Data extracted from a collection
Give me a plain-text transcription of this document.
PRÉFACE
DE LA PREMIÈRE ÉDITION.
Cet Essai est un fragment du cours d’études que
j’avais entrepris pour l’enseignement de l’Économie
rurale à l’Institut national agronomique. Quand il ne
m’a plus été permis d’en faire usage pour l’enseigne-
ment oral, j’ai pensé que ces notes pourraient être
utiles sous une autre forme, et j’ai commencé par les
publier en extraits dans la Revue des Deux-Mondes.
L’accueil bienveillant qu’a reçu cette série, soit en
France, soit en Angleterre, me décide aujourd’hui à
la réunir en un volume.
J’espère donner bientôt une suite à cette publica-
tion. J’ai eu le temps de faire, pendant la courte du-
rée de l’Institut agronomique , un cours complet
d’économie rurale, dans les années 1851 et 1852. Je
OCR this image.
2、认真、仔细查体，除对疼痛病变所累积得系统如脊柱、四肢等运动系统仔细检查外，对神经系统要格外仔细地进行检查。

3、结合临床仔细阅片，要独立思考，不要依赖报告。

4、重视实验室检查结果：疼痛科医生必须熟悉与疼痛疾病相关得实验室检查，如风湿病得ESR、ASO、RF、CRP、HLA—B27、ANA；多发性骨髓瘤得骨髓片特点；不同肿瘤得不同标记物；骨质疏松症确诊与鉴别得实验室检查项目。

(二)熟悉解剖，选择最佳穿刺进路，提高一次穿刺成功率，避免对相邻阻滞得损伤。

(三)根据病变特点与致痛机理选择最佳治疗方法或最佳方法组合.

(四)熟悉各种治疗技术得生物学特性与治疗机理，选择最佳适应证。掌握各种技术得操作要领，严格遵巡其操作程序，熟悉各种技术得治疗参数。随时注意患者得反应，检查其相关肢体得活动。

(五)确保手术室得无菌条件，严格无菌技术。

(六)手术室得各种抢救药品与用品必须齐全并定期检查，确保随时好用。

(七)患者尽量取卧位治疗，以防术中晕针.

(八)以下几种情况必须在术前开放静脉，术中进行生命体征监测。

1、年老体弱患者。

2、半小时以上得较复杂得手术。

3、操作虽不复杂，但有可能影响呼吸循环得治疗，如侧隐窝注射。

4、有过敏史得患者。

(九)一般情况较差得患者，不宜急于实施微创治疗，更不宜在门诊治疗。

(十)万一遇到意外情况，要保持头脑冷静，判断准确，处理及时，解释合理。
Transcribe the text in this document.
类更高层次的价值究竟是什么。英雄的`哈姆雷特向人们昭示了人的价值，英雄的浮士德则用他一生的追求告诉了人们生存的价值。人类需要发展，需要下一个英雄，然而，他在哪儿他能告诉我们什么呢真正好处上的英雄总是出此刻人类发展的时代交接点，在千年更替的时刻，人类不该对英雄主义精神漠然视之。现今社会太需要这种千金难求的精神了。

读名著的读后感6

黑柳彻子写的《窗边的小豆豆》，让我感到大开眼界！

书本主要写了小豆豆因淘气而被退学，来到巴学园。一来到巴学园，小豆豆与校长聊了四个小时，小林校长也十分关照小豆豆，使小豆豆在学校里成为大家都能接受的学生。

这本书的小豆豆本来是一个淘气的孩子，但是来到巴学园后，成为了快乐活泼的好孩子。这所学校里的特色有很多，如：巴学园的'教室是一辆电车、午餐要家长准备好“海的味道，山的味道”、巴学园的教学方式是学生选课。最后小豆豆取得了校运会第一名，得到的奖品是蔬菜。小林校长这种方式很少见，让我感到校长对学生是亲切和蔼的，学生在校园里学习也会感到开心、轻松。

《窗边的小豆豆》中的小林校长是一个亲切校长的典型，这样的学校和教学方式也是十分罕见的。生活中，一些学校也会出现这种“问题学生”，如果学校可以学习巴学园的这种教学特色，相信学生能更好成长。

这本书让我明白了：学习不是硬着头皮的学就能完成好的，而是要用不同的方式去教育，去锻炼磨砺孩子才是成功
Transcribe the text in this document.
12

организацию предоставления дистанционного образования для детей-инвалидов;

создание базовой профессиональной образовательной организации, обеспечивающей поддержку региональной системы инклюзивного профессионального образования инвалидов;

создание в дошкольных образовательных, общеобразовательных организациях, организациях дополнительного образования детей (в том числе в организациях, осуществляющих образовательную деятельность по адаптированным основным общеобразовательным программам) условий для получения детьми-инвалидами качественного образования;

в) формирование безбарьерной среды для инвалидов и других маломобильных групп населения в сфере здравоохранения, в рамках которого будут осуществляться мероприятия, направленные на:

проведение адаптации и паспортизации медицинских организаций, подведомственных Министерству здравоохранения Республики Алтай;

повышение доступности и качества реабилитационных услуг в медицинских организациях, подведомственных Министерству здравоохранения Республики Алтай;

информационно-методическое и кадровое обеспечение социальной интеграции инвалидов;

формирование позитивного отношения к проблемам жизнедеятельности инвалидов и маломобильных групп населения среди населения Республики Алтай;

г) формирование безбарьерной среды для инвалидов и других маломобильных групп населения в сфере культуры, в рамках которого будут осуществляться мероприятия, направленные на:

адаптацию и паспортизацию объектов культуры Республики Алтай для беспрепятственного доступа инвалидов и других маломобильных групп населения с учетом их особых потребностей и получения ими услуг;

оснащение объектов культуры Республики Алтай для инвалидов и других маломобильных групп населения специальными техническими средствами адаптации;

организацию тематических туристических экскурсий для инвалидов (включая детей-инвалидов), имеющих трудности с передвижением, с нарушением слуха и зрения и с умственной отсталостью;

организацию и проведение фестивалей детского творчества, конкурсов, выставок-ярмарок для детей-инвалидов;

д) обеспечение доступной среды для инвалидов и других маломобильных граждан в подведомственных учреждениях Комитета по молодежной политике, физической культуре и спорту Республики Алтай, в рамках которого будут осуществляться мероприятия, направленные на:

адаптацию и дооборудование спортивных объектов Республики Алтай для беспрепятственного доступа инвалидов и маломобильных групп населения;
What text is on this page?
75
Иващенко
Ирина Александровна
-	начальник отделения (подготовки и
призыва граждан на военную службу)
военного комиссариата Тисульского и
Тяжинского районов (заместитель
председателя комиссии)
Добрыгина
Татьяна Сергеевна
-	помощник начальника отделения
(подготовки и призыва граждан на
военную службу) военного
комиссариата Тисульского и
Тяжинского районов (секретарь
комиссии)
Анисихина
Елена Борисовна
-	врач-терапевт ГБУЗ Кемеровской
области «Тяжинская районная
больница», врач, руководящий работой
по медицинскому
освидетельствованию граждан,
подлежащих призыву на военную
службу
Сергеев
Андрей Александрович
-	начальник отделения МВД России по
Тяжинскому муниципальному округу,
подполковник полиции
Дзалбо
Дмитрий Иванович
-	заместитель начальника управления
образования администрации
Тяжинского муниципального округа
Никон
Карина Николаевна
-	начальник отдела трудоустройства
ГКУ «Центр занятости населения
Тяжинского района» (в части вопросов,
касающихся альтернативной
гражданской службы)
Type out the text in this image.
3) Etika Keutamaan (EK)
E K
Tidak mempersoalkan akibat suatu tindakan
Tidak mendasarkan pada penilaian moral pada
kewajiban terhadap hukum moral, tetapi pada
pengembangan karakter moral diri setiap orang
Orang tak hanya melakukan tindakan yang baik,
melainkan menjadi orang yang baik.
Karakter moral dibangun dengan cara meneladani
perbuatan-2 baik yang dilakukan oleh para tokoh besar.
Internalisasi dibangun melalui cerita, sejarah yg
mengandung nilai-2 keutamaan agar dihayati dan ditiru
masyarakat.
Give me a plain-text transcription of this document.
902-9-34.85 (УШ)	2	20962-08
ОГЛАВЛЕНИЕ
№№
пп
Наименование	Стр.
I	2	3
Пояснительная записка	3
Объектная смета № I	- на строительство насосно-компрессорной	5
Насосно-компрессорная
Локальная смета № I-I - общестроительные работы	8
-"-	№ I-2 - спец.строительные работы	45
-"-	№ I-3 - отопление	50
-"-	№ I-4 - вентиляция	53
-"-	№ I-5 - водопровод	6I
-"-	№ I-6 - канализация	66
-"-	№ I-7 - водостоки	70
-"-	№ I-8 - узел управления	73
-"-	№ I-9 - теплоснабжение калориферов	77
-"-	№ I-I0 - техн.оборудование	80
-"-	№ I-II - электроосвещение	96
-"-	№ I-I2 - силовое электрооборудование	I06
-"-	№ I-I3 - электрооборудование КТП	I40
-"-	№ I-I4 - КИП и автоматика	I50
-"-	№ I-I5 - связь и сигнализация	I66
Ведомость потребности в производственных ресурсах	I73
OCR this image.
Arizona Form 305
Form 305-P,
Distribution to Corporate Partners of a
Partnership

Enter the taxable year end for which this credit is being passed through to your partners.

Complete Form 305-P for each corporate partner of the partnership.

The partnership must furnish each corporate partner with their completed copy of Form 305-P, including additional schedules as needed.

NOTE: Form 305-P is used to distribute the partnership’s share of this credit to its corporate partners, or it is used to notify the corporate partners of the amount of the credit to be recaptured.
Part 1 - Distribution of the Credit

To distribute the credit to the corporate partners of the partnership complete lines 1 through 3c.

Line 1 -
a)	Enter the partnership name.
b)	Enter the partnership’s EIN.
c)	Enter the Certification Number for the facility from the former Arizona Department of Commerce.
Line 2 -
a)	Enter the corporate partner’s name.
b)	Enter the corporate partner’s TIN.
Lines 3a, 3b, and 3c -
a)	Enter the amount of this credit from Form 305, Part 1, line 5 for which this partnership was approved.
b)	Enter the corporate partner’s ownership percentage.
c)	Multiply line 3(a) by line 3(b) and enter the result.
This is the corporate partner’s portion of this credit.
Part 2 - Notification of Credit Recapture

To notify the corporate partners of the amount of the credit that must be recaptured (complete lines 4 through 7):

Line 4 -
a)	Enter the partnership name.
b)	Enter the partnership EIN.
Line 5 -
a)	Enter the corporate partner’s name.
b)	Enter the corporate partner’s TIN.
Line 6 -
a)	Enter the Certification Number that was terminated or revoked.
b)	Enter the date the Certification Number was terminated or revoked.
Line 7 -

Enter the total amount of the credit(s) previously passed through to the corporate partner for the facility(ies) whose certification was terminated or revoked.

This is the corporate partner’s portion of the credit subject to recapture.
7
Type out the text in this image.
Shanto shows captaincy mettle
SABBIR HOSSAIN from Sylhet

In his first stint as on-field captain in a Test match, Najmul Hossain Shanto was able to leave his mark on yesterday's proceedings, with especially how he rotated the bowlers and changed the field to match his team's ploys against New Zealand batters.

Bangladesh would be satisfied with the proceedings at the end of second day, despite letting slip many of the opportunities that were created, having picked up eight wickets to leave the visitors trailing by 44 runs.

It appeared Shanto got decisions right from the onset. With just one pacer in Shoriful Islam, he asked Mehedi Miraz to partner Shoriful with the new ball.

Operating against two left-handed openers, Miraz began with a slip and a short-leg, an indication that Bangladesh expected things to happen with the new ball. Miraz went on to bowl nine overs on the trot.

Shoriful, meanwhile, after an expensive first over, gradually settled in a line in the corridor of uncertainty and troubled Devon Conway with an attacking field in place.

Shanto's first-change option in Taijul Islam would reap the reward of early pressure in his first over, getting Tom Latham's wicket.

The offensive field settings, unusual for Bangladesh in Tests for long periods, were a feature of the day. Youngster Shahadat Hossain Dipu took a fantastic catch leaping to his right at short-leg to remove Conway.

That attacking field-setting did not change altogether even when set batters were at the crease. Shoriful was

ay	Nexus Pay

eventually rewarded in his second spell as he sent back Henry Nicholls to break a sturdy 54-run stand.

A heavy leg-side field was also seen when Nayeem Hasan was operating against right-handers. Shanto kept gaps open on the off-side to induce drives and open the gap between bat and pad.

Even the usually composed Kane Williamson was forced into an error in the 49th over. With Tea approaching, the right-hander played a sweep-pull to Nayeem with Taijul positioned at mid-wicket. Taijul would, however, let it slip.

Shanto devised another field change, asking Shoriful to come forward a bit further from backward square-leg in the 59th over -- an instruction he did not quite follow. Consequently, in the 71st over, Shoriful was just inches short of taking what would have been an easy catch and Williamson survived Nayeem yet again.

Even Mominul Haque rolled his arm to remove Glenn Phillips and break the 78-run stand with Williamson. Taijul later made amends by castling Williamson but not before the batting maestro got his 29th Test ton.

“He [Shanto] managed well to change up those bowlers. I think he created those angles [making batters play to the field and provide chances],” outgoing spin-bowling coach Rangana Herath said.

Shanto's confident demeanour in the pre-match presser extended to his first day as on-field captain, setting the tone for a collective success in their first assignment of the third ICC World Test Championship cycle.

TASK REQUIREMENTS » Pull out each line of the records holding the string "районов".

EXERCISE SOLUTION »
Тяжинского районов (заместитель
Тяжинского районов (секретарь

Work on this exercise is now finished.